◆ Material shown ◆

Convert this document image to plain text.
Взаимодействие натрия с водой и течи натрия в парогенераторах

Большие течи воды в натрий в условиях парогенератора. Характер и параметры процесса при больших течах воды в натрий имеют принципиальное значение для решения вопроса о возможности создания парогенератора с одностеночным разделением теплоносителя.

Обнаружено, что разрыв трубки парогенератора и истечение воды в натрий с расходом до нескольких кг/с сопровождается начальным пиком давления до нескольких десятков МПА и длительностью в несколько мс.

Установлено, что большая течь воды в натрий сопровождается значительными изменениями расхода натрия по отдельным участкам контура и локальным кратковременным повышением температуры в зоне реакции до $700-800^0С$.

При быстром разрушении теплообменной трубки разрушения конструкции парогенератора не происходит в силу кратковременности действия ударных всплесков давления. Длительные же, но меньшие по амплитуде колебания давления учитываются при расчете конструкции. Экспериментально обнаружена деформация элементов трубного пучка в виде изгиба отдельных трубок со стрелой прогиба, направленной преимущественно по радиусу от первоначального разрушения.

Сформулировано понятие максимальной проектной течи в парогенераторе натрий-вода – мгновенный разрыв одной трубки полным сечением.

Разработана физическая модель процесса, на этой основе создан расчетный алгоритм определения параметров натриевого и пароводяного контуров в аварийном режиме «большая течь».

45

==

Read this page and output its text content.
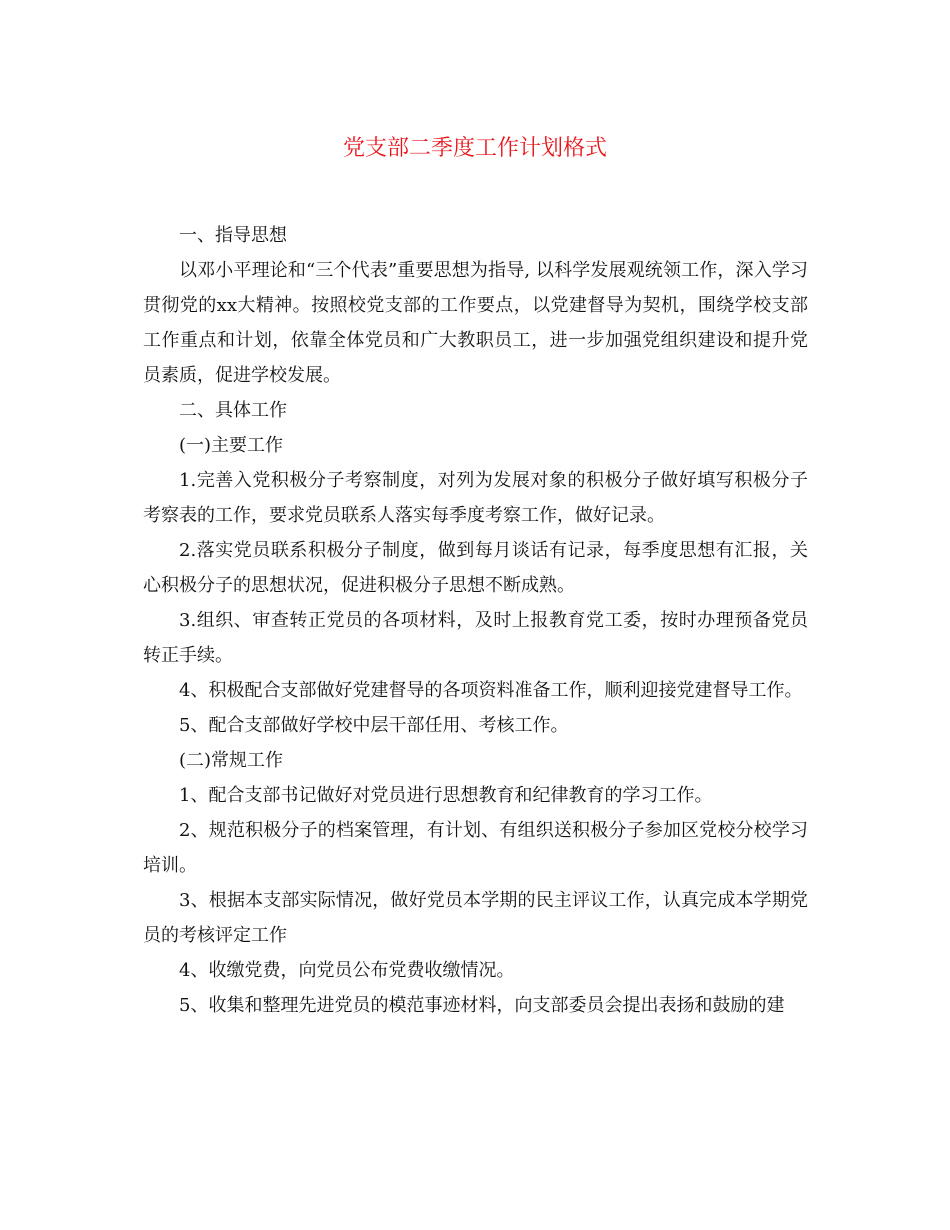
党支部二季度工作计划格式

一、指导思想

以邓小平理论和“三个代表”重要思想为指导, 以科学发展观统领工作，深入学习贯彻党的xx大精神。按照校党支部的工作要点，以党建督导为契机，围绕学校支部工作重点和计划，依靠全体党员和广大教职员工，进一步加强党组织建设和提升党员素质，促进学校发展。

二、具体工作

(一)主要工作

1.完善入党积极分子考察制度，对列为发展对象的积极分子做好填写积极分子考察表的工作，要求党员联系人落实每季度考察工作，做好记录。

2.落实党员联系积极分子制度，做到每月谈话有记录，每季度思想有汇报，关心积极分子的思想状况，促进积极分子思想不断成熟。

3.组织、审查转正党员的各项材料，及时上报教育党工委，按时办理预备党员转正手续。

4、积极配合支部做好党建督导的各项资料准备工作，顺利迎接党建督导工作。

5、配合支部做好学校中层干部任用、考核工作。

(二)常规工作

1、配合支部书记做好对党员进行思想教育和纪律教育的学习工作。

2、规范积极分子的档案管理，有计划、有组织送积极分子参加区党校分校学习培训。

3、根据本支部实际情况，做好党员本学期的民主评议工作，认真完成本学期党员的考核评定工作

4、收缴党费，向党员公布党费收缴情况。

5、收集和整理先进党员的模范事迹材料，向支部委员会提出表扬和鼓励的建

◆ What you should do ◆
Identify and extract each line of the listing that contains "натрия".

◆ Solved problem ◆
Взаимодействие натрия с водой и течи натрия в парогенераторах
Установлено, что большая течь воды в натрий сопровождается значительными изменениями расхода натрия по отдельным участкам контура и локальным кратковременным повышением температуры в зоне реакции до $700-800^0С$.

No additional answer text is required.